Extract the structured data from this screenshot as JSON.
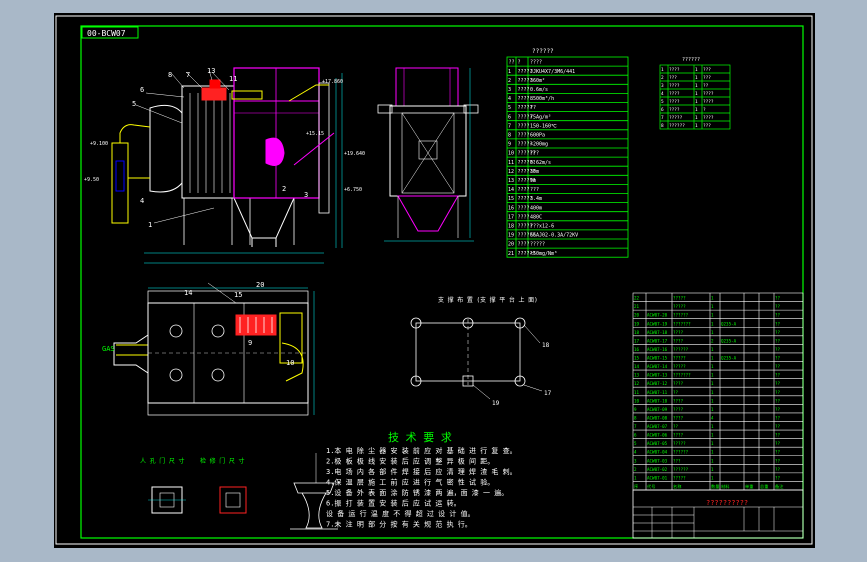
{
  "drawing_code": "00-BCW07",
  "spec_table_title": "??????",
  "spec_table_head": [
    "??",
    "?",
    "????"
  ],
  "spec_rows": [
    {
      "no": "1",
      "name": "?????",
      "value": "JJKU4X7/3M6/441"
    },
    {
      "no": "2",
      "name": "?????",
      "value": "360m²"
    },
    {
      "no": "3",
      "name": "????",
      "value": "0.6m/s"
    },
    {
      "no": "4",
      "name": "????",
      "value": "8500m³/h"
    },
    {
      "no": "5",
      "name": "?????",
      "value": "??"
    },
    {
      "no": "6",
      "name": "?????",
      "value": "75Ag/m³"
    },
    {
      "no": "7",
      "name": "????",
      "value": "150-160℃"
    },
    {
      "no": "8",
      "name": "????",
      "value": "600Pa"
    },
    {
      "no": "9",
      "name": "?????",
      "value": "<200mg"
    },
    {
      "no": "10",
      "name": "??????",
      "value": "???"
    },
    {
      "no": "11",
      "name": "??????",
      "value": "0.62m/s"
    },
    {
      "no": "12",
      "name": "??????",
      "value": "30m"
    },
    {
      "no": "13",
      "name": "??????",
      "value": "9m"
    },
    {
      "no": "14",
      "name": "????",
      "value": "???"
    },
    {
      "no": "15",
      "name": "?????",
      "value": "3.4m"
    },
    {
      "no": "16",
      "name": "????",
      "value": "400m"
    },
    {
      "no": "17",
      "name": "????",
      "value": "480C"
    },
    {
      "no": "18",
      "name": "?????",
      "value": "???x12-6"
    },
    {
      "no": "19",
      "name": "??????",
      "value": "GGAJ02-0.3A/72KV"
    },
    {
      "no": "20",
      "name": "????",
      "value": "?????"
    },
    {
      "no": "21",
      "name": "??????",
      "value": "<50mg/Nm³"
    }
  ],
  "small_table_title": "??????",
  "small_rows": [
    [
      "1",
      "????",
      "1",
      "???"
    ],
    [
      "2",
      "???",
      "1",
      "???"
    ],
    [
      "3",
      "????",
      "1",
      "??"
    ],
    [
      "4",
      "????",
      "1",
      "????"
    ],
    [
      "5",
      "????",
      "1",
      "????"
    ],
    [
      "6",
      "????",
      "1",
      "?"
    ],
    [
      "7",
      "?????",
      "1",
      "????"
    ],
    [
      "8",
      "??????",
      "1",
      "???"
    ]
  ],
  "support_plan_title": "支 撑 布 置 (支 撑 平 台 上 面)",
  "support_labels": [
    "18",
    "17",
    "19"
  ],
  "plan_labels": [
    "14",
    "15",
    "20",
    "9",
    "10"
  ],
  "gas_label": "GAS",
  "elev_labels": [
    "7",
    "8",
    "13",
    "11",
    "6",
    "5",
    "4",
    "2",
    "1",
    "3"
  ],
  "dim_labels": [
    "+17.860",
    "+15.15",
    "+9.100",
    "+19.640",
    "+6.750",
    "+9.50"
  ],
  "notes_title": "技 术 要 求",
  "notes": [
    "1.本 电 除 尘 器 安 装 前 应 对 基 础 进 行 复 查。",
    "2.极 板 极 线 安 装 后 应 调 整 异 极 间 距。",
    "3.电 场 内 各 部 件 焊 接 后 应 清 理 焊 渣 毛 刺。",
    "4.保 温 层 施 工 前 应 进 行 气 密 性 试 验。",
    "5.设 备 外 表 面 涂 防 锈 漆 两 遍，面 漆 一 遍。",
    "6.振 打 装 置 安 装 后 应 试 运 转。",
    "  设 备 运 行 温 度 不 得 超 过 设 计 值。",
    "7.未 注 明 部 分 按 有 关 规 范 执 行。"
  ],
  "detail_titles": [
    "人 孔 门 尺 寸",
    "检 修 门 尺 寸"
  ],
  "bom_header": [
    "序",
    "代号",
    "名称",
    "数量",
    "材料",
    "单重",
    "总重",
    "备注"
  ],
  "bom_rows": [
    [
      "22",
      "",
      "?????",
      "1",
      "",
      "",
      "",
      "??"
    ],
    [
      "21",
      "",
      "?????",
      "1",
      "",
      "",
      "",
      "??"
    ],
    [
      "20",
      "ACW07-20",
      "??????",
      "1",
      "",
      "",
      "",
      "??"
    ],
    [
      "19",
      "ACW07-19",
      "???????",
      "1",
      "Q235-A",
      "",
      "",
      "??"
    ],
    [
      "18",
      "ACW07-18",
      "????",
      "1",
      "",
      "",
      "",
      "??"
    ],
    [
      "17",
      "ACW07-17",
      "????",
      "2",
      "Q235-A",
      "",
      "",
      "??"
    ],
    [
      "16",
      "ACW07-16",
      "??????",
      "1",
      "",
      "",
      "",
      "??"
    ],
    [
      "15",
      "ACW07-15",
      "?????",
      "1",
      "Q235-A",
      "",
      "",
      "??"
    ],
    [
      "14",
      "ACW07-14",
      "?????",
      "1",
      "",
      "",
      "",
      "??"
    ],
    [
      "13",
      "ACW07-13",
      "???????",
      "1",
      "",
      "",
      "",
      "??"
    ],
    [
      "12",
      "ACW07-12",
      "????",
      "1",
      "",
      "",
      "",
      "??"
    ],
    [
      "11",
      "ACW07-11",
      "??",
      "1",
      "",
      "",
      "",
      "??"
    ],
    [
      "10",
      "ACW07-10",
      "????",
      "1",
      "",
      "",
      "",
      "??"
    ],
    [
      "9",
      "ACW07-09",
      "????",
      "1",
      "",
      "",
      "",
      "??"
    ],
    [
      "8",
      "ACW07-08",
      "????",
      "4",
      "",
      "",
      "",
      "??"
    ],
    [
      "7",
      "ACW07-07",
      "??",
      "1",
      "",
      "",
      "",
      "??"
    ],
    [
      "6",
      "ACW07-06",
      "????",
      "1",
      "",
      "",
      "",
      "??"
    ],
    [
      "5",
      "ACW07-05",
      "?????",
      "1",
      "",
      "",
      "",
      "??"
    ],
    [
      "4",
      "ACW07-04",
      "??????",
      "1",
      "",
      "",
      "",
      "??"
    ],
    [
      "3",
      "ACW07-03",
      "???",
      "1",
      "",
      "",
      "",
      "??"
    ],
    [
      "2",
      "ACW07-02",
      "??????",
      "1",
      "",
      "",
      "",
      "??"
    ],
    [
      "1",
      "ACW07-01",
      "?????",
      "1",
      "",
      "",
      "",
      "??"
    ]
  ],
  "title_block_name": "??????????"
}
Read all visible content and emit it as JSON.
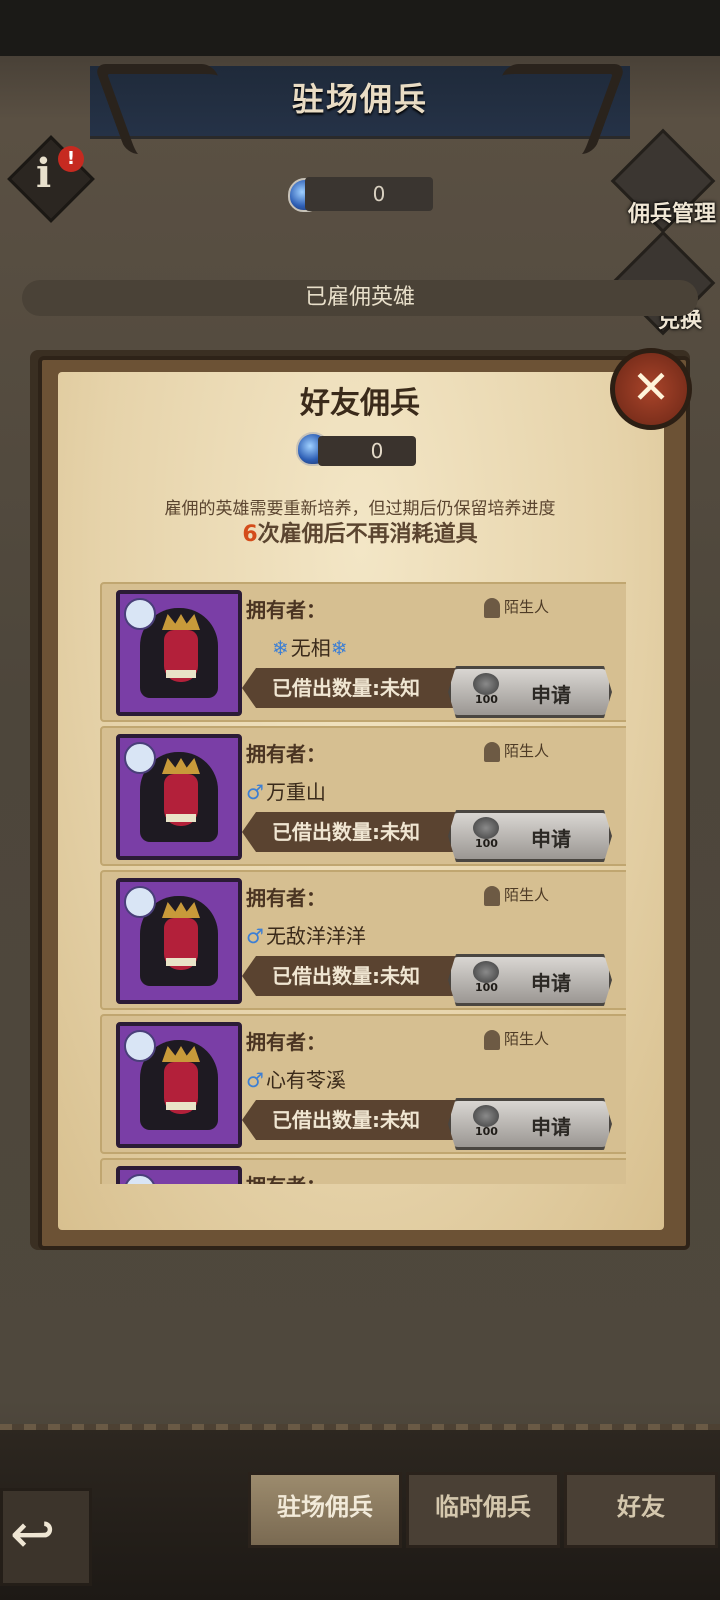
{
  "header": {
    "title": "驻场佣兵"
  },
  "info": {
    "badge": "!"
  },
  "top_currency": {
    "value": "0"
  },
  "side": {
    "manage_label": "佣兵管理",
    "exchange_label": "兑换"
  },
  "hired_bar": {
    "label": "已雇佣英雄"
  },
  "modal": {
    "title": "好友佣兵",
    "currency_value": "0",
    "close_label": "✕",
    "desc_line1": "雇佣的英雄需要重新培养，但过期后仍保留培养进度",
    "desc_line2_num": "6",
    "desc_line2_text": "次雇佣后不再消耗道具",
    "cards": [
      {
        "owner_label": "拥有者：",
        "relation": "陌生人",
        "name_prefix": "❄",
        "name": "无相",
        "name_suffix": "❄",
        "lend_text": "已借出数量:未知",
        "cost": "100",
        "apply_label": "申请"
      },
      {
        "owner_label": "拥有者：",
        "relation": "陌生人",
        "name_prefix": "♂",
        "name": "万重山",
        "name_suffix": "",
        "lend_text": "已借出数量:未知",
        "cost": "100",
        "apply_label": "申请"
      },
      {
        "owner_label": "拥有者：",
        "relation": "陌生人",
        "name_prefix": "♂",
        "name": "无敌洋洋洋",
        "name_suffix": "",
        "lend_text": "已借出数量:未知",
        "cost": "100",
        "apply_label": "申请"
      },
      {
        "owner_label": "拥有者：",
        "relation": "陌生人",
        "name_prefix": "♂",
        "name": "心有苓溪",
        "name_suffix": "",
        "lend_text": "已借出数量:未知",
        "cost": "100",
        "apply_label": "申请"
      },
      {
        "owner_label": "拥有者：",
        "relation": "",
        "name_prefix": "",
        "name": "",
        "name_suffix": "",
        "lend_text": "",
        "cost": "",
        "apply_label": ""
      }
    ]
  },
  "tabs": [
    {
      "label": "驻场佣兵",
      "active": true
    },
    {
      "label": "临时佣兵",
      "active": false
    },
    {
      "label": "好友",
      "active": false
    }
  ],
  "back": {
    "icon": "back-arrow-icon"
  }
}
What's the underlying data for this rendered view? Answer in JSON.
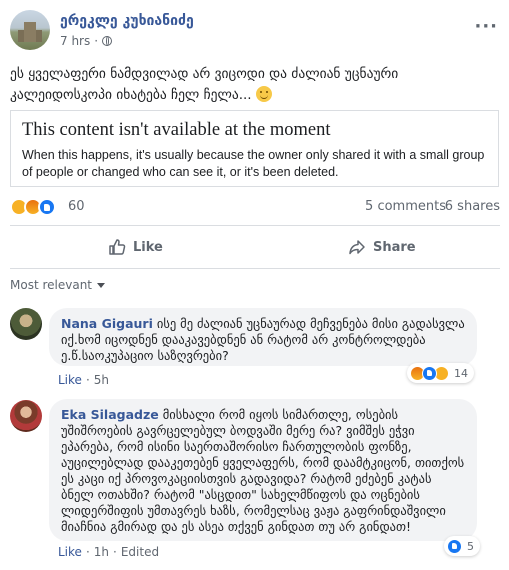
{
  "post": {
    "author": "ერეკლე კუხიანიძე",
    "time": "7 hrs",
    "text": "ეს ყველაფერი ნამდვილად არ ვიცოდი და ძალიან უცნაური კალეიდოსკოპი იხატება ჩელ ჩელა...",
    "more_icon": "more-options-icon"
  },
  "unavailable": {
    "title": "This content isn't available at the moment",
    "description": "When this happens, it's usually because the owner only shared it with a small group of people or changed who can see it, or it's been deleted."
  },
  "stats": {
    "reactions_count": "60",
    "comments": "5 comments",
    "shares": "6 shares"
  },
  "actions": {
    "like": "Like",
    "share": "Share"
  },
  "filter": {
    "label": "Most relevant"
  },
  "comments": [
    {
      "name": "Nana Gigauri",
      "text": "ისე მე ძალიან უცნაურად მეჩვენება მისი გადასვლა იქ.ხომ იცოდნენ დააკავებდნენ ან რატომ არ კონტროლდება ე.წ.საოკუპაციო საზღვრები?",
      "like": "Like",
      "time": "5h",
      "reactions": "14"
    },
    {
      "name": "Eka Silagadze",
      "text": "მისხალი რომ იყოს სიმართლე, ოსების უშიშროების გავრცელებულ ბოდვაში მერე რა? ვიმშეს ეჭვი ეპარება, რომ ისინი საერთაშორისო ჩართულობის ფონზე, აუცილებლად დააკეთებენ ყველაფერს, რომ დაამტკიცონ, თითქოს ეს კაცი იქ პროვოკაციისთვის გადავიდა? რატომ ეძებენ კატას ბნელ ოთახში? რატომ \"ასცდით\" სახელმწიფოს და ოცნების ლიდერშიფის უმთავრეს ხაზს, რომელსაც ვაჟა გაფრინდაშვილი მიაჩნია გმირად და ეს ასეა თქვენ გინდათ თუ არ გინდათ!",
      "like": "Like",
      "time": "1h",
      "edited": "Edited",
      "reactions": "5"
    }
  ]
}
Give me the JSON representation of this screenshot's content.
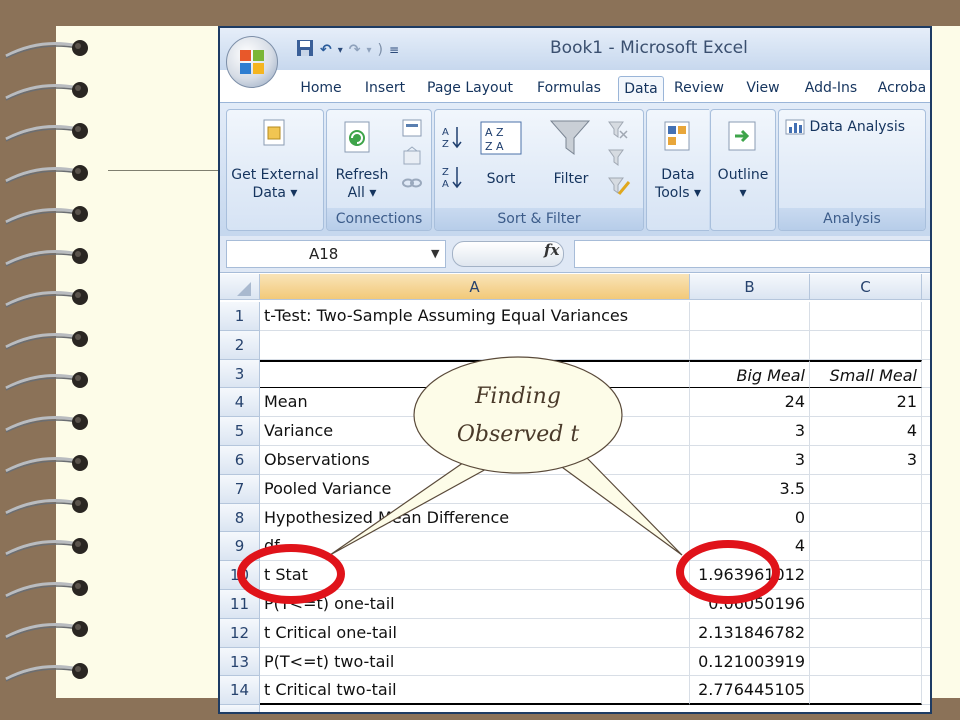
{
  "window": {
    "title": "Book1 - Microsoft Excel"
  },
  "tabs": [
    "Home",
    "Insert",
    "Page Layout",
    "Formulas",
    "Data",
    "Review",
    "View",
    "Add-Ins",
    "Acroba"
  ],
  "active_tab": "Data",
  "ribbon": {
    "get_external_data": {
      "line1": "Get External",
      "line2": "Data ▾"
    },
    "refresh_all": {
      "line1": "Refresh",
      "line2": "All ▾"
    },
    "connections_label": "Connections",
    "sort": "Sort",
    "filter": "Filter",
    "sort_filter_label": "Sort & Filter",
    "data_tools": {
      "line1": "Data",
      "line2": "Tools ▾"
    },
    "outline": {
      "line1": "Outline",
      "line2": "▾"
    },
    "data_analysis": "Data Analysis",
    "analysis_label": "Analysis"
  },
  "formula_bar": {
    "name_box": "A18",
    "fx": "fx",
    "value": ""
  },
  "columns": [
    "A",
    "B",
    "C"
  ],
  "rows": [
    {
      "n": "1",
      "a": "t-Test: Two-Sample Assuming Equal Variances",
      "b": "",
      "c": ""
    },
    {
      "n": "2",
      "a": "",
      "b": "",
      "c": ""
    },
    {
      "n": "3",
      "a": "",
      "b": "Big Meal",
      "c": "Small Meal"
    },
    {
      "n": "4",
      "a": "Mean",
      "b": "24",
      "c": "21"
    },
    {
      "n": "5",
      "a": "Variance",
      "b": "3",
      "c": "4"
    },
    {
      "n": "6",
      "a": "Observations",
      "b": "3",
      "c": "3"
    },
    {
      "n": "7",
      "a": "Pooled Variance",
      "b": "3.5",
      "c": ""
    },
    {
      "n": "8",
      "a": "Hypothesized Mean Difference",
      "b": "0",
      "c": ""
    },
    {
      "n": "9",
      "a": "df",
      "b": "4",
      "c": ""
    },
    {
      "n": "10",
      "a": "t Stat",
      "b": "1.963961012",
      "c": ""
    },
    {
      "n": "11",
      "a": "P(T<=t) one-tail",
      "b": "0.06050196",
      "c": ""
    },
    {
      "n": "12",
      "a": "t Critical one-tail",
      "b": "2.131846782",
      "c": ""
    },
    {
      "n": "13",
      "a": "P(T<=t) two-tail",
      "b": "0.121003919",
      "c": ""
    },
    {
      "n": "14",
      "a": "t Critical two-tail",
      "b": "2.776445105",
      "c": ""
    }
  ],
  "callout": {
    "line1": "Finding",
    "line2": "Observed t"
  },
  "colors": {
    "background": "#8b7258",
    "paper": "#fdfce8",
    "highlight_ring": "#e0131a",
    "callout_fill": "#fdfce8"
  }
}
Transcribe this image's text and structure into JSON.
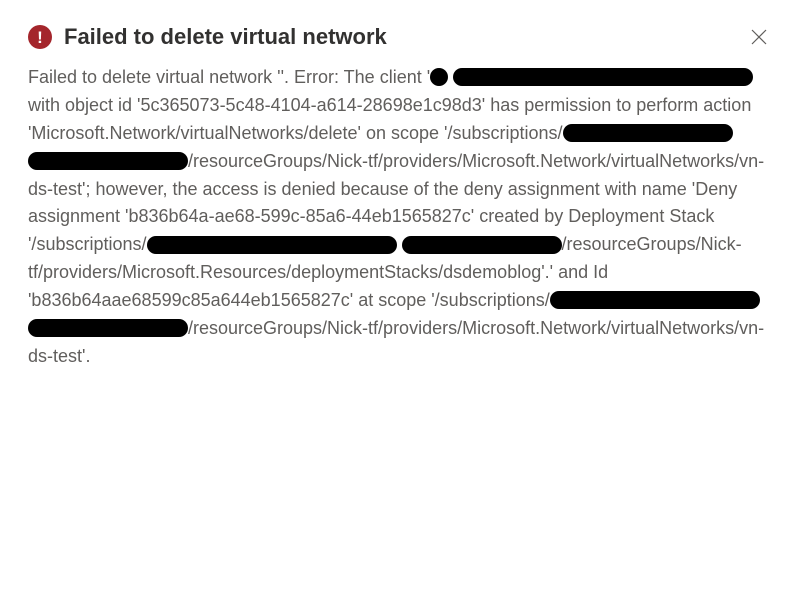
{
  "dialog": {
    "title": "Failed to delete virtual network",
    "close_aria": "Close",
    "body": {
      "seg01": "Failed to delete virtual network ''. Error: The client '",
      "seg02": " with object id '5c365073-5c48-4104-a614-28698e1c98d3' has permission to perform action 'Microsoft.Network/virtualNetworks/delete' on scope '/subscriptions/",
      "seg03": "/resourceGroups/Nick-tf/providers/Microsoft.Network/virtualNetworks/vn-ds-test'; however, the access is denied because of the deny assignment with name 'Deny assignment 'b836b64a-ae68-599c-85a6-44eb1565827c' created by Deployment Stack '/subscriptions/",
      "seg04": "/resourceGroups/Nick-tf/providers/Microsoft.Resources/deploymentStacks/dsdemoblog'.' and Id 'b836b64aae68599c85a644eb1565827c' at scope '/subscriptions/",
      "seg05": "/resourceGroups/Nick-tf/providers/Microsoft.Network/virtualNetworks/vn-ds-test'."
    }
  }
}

····················

In the records above, how many lines hold the string "content"? Reply with only the number.

3